Given problem: Return the whole listing, line for line, without the pictures in it.

[start Records shown]

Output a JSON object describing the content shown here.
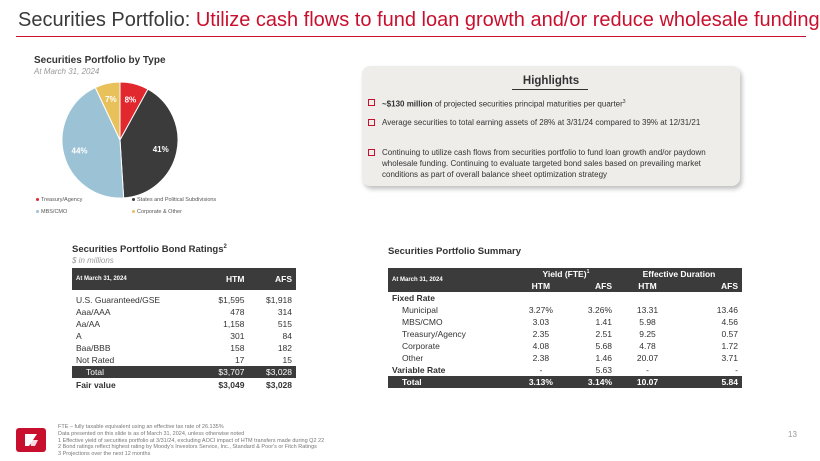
{
  "title": {
    "part1": "Securities Portfolio: ",
    "part2": "Utilize cash flows to fund loan growth and/or reduce wholesale funding"
  },
  "pie": {
    "title": "Securities Portfolio by Type",
    "subtitle": "At March 31, 2024",
    "labels": [
      "8%",
      "41%",
      "44%",
      "7%"
    ]
  },
  "chart_data": {
    "type": "pie",
    "title": "Securities Portfolio by Type",
    "subtitle": "At March 31, 2024",
    "slices": [
      {
        "name": "Treasury/Agency",
        "value": 8,
        "color": "#e0282e"
      },
      {
        "name": "States and Political Subdivisions",
        "value": 41,
        "color": "#3b3b3b"
      },
      {
        "name": "MBS/CMO",
        "value": 44,
        "color": "#9cc3d5"
      },
      {
        "name": "Corporate & Other",
        "value": 7,
        "color": "#e8c15a"
      }
    ],
    "legend_placement": "bottom"
  },
  "legend": [
    {
      "label": "Treasury/Agency",
      "color": "#e0282e"
    },
    {
      "label": "States and Political Subdivisions",
      "color": "#3b3b3b"
    },
    {
      "label": "MBS/CMO",
      "color": "#9cc3d5"
    },
    {
      "label": "Corporate & Other",
      "color": "#e8c15a"
    }
  ],
  "highlights": {
    "title": "Highlights",
    "b1_bold": "~$130 million",
    "b1_rest": " of projected securities principal maturities per quarter",
    "b1_sup": "3",
    "b2": "Average securities to total earning assets of 28% at 3/31/24 compared to 39% at 12/31/21",
    "b3": "Continuing to utilize cash flows from securities portfolio to fund loan growth and/or paydown wholesale funding. Continuing to evaluate targeted bond sales based on prevailing market conditions as part of overall balance sheet optimization strategy"
  },
  "ratings": {
    "title": "Securities Portfolio Bond Ratings",
    "title_sup": "2",
    "subtitle": "$ in millions",
    "header": {
      "date": "At March 31, 2024",
      "htm": "HTM",
      "afs": "AFS"
    },
    "rows": [
      {
        "label": "U.S. Guaranteed/GSE",
        "htm": "$1,595",
        "afs": "$1,918"
      },
      {
        "label": "Aaa/AAA",
        "htm": "478",
        "afs": "314"
      },
      {
        "label": "Aa/AA",
        "htm": "1,158",
        "afs": "515"
      },
      {
        "label": "A",
        "htm": "301",
        "afs": "84"
      },
      {
        "label": "Baa/BBB",
        "htm": "158",
        "afs": "182"
      },
      {
        "label": "Not Rated",
        "htm": "17",
        "afs": "15"
      }
    ],
    "total": {
      "label": "Total",
      "htm": "$3,707",
      "afs": "$3,028"
    },
    "fair": {
      "label": "Fair value",
      "htm": "$3,049",
      "afs": "$3,028"
    }
  },
  "summary": {
    "title": "Securities Portfolio Summary",
    "header": {
      "date": "At March 31, 2024",
      "yield": "Yield (FTE)",
      "yield_sup": "1",
      "duration": "Effective Duration",
      "htm": "HTM",
      "afs": "AFS"
    },
    "fixed_label": "Fixed Rate",
    "rows": [
      {
        "label": "Municipal",
        "y_htm": "3.27%",
        "y_afs": "3.26%",
        "d_htm": "13.31",
        "d_afs": "13.46"
      },
      {
        "label": "MBS/CMO",
        "y_htm": "3.03",
        "y_afs": "1.41",
        "d_htm": "5.98",
        "d_afs": "4.56"
      },
      {
        "label": "Treasury/Agency",
        "y_htm": "2.35",
        "y_afs": "2.51",
        "d_htm": "9.25",
        "d_afs": "0.57"
      },
      {
        "label": "Corporate",
        "y_htm": "4.08",
        "y_afs": "5.68",
        "d_htm": "4.78",
        "d_afs": "1.72"
      },
      {
        "label": "Other",
        "y_htm": "2.38",
        "y_afs": "1.46",
        "d_htm": "20.07",
        "d_afs": "3.71"
      }
    ],
    "variable": {
      "label": "Variable Rate",
      "y_htm": "-",
      "y_afs": "5.63",
      "d_htm": "-",
      "d_afs": "-"
    },
    "total": {
      "label": "Total",
      "y_htm": "3.13%",
      "y_afs": "3.14%",
      "d_htm": "10.07",
      "d_afs": "5.84"
    }
  },
  "footnotes": [
    "FTE – fully taxable equivalent using an effective tax rate of 26.135%",
    "Data presented on this slide is as of March 31, 2024, unless otherwise noted",
    "1  Effective yield of securities portfolio at 3/31/24, excluding AOCI impact of HTM transfers made during Q2 22",
    "2  Bond ratings reflect highest rating by Moody's Investors Service, Inc., Standard & Poor's or Fitch Ratings",
    "3  Projections over the next 12 months"
  ],
  "page_number": "13"
}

[end Records shown]

Exercise response:
Output a JSON object describing the content shown here.
{
  "title": {
    "part1": "Securities Portfolio: ",
    "part2": "Utilize cash flows to fund loan growth and/or reduce wholesale funding"
  },
  "pie": {
    "title": "Securities Portfolio by Type",
    "subtitle": "At March 31, 2024",
    "labels": [
      "8%",
      "41%",
      "44%",
      "7%"
    ]
  },
  "chart_data": {
    "type": "pie",
    "title": "Securities Portfolio by Type",
    "subtitle": "At March 31, 2024",
    "slices": [
      {
        "name": "Treasury/Agency",
        "value": 8,
        "color": "#e0282e"
      },
      {
        "name": "States and Political Subdivisions",
        "value": 41,
        "color": "#3b3b3b"
      },
      {
        "name": "MBS/CMO",
        "value": 44,
        "color": "#9cc3d5"
      },
      {
        "name": "Corporate & Other",
        "value": 7,
        "color": "#e8c15a"
      }
    ],
    "legend_placement": "bottom"
  },
  "legend": [
    {
      "label": "Treasury/Agency",
      "color": "#e0282e"
    },
    {
      "label": "States and Political Subdivisions",
      "color": "#3b3b3b"
    },
    {
      "label": "MBS/CMO",
      "color": "#9cc3d5"
    },
    {
      "label": "Corporate & Other",
      "color": "#e8c15a"
    }
  ],
  "highlights": {
    "title": "Highlights",
    "b1_bold": "~$130 million",
    "b1_rest": " of projected securities principal maturities per quarter",
    "b1_sup": "3",
    "b2": "Average securities to total earning assets of 28% at 3/31/24 compared to 39% at 12/31/21",
    "b3": "Continuing to utilize cash flows from securities portfolio to fund loan growth and/or paydown wholesale funding. Continuing to evaluate targeted bond sales based on prevailing market conditions as part of overall balance sheet optimization strategy"
  },
  "ratings": {
    "title": "Securities Portfolio Bond Ratings",
    "title_sup": "2",
    "subtitle": "$ in millions",
    "header": {
      "date": "At March 31, 2024",
      "htm": "HTM",
      "afs": "AFS"
    },
    "rows": [
      {
        "label": "U.S. Guaranteed/GSE",
        "htm": "$1,595",
        "afs": "$1,918"
      },
      {
        "label": "Aaa/AAA",
        "htm": "478",
        "afs": "314"
      },
      {
        "label": "Aa/AA",
        "htm": "1,158",
        "afs": "515"
      },
      {
        "label": "A",
        "htm": "301",
        "afs": "84"
      },
      {
        "label": "Baa/BBB",
        "htm": "158",
        "afs": "182"
      },
      {
        "label": "Not Rated",
        "htm": "17",
        "afs": "15"
      }
    ],
    "total": {
      "label": "Total",
      "htm": "$3,707",
      "afs": "$3,028"
    },
    "fair": {
      "label": "Fair value",
      "htm": "$3,049",
      "afs": "$3,028"
    }
  },
  "summary": {
    "title": "Securities Portfolio Summary",
    "header": {
      "date": "At March 31, 2024",
      "yield": "Yield (FTE)",
      "yield_sup": "1",
      "duration": "Effective Duration",
      "htm": "HTM",
      "afs": "AFS"
    },
    "fixed_label": "Fixed Rate",
    "rows": [
      {
        "label": "Municipal",
        "y_htm": "3.27%",
        "y_afs": "3.26%",
        "d_htm": "13.31",
        "d_afs": "13.46"
      },
      {
        "label": "MBS/CMO",
        "y_htm": "3.03",
        "y_afs": "1.41",
        "d_htm": "5.98",
        "d_afs": "4.56"
      },
      {
        "label": "Treasury/Agency",
        "y_htm": "2.35",
        "y_afs": "2.51",
        "d_htm": "9.25",
        "d_afs": "0.57"
      },
      {
        "label": "Corporate",
        "y_htm": "4.08",
        "y_afs": "5.68",
        "d_htm": "4.78",
        "d_afs": "1.72"
      },
      {
        "label": "Other",
        "y_htm": "2.38",
        "y_afs": "1.46",
        "d_htm": "20.07",
        "d_afs": "3.71"
      }
    ],
    "variable": {
      "label": "Variable Rate",
      "y_htm": "-",
      "y_afs": "5.63",
      "d_htm": "-",
      "d_afs": "-"
    },
    "total": {
      "label": "Total",
      "y_htm": "3.13%",
      "y_afs": "3.14%",
      "d_htm": "10.07",
      "d_afs": "5.84"
    }
  },
  "footnotes": [
    "FTE – fully taxable equivalent using an effective tax rate of 26.135%",
    "Data presented on this slide is as of March 31, 2024, unless otherwise noted",
    "1  Effective yield of securities portfolio at 3/31/24, excluding AOCI impact of HTM transfers made during Q2 22",
    "2  Bond ratings reflect highest rating by Moody's Investors Service, Inc., Standard & Poor's or Fitch Ratings",
    "3  Projections over the next 12 months"
  ],
  "page_number": "13"
}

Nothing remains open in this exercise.